Text provided ::
┄┄┄┄┄┄┄┄┄┄

Chemotherapy induced nausea and vomiting (CINV) has a major influence on a patient’s quality of life, with it being named as the most distressing side-effect of chemotherapy by patients.[1],[2] Untreated CINV has an estimated incidence of about 70%. The likelihood is dependent on a number a factors including the drug or combination of drugs in the regimen, the gender and age of the patient and factors such as alcohol consumption and previous experiences.[3]

The severity of nausea and vomiting varies with the chemotherapy agent in use: agents such as the platinum compounds for instance cisplatin are highly emetogenic as opposed to agents such as oral busulphan which rarely causes nausea or vomiting.[4]

The susceptibility to the emetogenic effects of chemotherapy varies between patients with females being more susceptible than males and previous experience for example morning sickness in pregnancy, motion sickness and anxiety influencing response to chemotherapy. Patients who are younger are more susceptible. Additional anti-emetics should be considered in patients with three or more risk factors. For example a 28 year old female with previous experience of emesis would require enhanced treatment.

┄┄┄┄┄┄┄┄┄┄

Page segmentation data:
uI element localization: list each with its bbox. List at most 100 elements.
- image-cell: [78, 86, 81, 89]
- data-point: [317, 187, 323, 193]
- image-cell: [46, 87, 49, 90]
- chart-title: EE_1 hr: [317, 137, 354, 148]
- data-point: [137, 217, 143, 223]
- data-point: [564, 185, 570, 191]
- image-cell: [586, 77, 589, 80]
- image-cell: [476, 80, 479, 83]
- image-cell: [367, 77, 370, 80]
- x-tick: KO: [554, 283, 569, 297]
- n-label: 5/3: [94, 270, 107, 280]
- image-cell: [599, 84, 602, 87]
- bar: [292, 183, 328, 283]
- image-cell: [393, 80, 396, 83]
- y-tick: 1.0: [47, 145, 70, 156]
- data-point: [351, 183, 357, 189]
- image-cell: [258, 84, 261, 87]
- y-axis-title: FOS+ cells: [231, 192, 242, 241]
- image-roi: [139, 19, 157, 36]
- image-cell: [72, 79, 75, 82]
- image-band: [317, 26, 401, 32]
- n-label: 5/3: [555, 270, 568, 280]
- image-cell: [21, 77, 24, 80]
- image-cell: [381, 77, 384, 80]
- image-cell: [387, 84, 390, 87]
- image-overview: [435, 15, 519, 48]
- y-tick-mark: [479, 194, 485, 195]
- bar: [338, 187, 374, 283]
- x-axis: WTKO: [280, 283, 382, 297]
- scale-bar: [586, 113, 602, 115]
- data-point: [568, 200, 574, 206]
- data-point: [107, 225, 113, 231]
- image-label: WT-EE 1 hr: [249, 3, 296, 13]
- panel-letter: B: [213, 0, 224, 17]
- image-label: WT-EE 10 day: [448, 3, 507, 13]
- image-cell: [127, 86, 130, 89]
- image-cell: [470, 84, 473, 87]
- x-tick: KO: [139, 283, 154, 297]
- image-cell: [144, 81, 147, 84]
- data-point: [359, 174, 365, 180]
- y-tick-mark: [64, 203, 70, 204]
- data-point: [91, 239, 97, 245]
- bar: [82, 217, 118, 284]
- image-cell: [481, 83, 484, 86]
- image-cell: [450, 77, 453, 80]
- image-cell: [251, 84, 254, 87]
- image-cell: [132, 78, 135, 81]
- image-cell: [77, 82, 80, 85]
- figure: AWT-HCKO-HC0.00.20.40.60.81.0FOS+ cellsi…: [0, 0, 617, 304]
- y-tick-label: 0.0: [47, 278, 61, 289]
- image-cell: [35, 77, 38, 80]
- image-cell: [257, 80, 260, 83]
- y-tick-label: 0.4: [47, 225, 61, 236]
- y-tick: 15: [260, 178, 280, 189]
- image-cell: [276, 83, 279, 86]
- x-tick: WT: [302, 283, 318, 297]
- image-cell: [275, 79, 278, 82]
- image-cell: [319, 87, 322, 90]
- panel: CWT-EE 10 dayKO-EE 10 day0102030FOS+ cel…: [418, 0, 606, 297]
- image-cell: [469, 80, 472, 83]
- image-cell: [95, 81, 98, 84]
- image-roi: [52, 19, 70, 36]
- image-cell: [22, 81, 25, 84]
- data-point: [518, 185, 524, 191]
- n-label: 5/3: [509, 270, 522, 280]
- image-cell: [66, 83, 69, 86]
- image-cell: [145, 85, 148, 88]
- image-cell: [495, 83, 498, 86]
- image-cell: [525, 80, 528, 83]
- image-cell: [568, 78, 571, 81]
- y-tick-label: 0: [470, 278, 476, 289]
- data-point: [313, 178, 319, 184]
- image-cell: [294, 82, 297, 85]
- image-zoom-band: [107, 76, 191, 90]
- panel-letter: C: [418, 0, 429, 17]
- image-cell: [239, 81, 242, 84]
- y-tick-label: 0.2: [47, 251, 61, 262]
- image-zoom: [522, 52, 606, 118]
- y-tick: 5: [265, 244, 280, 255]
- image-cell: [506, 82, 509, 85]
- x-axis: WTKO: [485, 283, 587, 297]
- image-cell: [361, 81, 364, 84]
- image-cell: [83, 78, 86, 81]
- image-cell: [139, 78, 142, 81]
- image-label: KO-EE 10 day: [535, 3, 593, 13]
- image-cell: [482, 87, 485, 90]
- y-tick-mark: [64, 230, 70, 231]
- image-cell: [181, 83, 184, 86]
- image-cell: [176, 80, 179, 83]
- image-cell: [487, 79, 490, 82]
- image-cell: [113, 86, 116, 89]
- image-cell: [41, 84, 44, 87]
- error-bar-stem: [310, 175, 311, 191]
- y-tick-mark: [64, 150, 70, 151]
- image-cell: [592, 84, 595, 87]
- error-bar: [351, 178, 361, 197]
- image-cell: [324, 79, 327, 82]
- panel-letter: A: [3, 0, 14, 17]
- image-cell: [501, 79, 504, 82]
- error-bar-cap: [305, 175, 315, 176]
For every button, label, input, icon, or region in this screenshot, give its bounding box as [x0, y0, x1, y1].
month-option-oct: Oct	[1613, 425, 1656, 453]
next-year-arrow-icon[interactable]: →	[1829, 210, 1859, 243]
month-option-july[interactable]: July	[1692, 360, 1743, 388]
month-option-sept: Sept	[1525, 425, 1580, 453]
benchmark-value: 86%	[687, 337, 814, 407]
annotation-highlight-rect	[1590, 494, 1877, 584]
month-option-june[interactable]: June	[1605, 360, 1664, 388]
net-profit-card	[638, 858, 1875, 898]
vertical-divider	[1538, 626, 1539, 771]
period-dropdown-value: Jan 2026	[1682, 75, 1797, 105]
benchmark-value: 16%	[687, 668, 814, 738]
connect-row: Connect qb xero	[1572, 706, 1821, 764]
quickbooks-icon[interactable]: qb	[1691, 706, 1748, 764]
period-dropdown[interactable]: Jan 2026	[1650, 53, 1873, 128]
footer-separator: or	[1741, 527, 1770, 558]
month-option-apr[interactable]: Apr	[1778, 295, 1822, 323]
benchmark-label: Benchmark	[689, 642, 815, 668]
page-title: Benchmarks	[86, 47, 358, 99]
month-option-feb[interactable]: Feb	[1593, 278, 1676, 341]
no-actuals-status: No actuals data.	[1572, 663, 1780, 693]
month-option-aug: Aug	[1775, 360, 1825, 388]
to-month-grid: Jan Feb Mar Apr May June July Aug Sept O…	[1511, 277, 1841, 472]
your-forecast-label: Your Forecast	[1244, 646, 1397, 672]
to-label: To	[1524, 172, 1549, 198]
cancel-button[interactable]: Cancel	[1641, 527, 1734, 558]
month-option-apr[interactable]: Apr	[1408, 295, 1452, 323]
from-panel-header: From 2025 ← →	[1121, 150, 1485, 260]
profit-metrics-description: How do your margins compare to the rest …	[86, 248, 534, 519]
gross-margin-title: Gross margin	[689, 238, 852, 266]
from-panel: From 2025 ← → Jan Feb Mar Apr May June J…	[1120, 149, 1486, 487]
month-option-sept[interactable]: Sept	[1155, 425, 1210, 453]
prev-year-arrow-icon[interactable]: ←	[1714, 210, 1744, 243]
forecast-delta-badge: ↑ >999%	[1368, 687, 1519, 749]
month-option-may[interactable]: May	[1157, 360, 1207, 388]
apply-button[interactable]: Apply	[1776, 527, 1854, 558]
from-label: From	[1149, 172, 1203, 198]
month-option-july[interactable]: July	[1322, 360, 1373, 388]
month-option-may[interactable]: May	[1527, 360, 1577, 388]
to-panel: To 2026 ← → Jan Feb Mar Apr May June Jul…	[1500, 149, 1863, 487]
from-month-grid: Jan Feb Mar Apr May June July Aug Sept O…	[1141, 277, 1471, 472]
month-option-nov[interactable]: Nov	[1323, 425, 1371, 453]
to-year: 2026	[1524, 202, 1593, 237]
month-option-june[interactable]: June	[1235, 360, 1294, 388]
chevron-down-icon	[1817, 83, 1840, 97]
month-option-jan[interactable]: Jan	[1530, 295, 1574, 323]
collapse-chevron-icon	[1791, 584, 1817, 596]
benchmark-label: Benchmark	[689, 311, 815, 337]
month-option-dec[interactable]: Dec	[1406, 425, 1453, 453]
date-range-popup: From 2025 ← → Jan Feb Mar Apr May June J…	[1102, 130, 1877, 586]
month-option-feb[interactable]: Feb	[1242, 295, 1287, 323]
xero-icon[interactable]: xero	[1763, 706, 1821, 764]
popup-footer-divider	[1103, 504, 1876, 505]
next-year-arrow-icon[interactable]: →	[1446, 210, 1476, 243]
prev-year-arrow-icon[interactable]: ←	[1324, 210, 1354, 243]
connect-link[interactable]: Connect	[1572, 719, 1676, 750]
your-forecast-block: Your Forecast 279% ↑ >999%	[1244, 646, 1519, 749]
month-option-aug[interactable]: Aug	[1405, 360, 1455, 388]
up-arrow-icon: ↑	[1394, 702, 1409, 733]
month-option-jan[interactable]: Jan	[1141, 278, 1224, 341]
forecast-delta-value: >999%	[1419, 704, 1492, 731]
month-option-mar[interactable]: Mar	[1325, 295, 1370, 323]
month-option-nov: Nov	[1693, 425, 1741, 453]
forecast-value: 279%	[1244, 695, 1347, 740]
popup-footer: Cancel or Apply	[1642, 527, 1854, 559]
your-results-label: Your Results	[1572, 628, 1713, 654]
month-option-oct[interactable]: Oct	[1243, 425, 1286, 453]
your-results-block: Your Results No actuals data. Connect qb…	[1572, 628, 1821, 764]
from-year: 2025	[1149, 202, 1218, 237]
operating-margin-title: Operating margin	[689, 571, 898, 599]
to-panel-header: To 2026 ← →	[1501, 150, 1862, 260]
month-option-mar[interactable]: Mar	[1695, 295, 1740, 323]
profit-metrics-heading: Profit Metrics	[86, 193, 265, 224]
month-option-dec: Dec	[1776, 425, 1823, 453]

┄┄┄┄┄┄┄┄┄┄

Problem 1 ::
Using the text on chemotherapy nausea and vomiting, decide whether each statement agrees with it: (a) Untreated chemotherapy induced nausea and vomiting occurs in roughly 70% of patients. (b) Males are more susceptible than females to the emetogenic effects of chemotherapy. (c) Oral busulphan is a highly emetogenic agent. For each, answer yes or no and quote the deciding words.
Problem 2 ::
Quote the text on chemotherapy nausea and vomiting from "The severity of" up to and including "require enhanced treatment.".
Problem 3 ::
According to the text on chemotherapy nausea and vomiting, how many risk factors should a patient have before additional anti-emetics are considered?

Your solution 1 ::
(a) Yes: "Untreated CINV has an estimated incidence of about 70%."
(b) No: "females being more susceptible than males"
(c) No: "oral busulphan which rarely causes nausea or vomiting"

Your solution 2 ::
The severity of nausea and vomiting varies with the chemotherapy agent in use: agents such as the platinum compounds for instance cisplatin are highly emetogenic as opposed to agents such as oral busulphan which rarely causes nausea or vomiting.[4]

The susceptibility to the emetogenic effects of chemotherapy varies between patients with females being more susceptible than males and previous experience for example morning sickness in pregnancy, motion sickness and anxiety influencing response to chemotherapy. Patients who are younger are more susceptible. Additional anti-emetics should be considered in patients with three or more risk factors. For example a 28 year old female with previous experience of emesis would require enhanced treatment.

Your solution 3 ::
Three or more risk factors.